* WHAT TO PRODUCE
Copy out all the lines where "More" shows up.

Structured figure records
BEGIN

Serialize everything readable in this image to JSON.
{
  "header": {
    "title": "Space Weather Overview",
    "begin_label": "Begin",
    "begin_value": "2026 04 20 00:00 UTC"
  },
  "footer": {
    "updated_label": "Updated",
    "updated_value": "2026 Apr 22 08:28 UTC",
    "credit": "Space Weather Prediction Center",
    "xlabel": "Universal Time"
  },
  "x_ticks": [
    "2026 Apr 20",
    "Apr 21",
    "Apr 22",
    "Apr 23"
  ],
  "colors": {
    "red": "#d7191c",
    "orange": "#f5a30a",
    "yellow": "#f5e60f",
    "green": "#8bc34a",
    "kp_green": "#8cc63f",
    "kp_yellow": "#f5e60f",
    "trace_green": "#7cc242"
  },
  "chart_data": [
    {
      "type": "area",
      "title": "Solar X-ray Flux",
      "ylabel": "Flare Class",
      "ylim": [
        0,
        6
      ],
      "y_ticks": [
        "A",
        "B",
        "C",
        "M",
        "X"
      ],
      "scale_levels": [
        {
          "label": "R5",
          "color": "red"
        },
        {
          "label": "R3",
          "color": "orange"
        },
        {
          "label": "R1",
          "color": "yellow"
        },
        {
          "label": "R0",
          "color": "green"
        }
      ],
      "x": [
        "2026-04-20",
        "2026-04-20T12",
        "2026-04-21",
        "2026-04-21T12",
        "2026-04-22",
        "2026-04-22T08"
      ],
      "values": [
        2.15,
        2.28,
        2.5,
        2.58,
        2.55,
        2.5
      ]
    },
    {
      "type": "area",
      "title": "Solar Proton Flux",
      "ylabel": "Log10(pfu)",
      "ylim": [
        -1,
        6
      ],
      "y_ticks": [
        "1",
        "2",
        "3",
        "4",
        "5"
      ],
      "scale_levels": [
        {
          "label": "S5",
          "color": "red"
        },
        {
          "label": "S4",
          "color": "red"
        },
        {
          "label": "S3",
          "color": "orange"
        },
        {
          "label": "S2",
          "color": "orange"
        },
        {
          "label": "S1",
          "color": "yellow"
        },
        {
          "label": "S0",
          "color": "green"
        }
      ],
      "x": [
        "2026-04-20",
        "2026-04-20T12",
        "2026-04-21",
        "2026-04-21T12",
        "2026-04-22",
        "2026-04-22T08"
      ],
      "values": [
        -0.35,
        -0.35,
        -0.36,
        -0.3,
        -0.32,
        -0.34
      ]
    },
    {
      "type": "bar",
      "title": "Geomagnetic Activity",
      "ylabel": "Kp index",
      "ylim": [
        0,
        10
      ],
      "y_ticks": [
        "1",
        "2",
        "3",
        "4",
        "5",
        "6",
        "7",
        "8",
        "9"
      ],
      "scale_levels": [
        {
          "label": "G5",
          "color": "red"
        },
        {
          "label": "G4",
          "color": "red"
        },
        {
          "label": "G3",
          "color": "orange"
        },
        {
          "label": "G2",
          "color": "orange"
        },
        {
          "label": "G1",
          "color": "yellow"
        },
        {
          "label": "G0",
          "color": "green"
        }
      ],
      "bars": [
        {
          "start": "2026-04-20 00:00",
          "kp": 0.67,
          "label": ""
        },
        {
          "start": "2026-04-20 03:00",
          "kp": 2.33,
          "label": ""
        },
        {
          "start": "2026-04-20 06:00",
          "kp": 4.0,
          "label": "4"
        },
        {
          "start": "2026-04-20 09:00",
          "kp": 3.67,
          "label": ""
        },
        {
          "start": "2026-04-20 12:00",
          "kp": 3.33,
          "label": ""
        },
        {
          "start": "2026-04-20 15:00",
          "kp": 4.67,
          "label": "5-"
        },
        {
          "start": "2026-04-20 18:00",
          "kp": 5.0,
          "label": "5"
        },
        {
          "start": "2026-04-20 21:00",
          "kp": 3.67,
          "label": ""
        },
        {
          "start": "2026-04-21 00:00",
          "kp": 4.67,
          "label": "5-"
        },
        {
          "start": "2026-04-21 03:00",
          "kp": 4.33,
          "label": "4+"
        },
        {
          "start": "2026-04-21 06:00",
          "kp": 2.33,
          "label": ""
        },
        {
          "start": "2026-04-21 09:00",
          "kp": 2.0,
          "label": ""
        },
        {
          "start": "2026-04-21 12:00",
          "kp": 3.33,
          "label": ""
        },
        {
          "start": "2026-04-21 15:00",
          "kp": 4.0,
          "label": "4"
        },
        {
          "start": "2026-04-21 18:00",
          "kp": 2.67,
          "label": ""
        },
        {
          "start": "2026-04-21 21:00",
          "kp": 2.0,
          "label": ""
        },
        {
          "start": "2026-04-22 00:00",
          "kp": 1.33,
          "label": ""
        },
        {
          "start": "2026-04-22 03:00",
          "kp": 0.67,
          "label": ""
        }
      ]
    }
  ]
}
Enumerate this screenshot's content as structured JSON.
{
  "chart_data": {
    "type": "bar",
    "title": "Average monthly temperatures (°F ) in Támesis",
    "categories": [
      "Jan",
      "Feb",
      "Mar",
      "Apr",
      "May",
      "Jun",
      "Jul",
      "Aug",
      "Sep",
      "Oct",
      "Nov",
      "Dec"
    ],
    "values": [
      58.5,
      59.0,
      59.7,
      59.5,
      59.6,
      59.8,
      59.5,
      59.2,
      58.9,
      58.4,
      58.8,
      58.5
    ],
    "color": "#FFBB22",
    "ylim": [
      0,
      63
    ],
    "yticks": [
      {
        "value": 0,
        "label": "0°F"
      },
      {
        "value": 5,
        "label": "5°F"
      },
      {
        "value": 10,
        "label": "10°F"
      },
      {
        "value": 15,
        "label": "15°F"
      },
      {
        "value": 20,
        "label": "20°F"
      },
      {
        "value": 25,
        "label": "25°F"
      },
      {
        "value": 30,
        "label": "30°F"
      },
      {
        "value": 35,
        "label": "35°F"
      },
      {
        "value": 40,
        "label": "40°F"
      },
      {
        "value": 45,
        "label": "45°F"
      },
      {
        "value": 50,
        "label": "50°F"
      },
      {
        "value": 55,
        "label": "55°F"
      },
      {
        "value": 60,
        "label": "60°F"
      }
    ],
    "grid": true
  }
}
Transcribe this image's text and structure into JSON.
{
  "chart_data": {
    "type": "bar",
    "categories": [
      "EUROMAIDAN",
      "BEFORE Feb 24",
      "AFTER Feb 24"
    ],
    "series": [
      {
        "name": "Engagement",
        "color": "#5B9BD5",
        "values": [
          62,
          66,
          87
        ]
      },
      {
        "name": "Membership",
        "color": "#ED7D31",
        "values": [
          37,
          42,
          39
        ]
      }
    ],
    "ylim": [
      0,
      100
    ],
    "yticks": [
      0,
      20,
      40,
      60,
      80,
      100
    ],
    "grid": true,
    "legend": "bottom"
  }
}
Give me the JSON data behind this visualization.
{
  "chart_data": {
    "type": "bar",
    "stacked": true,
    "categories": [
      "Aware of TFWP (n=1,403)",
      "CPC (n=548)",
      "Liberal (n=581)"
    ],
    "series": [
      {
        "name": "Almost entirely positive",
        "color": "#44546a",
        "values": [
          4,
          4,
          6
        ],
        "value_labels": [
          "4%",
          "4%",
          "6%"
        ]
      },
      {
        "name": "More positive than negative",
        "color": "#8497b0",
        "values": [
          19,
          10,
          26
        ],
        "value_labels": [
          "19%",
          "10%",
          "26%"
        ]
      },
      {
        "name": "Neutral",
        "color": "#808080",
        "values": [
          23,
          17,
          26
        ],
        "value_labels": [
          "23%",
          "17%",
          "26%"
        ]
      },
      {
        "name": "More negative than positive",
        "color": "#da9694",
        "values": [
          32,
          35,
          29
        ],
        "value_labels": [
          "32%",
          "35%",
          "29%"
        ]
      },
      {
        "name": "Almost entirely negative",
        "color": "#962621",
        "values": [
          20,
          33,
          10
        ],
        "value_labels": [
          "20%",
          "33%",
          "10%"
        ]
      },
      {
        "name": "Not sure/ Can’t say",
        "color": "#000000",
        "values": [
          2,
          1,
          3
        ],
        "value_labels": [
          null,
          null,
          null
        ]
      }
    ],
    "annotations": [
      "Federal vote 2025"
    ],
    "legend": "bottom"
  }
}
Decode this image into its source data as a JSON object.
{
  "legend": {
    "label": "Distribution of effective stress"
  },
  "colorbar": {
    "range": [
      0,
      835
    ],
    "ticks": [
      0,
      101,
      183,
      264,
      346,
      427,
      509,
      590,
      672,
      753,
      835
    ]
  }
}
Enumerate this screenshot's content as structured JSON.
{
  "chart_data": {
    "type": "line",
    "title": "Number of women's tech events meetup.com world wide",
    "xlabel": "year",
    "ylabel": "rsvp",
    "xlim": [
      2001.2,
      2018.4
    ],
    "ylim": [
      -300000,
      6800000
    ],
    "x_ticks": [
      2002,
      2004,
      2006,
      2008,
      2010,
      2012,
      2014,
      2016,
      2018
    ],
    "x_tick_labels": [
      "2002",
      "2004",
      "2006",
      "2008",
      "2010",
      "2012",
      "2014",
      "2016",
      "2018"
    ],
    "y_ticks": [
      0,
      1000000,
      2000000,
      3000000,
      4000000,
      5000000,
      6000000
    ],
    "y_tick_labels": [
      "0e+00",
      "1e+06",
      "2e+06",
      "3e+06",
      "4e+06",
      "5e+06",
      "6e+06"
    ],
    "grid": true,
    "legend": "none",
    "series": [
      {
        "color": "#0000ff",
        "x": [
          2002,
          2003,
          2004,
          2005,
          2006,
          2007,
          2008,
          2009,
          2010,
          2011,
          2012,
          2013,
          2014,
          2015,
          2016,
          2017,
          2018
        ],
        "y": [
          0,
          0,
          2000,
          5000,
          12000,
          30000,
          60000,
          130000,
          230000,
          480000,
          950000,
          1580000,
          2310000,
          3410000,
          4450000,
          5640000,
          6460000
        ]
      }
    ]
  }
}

END

* REPLY
        "name": "More positive than negative",
        "name": "More negative than positive",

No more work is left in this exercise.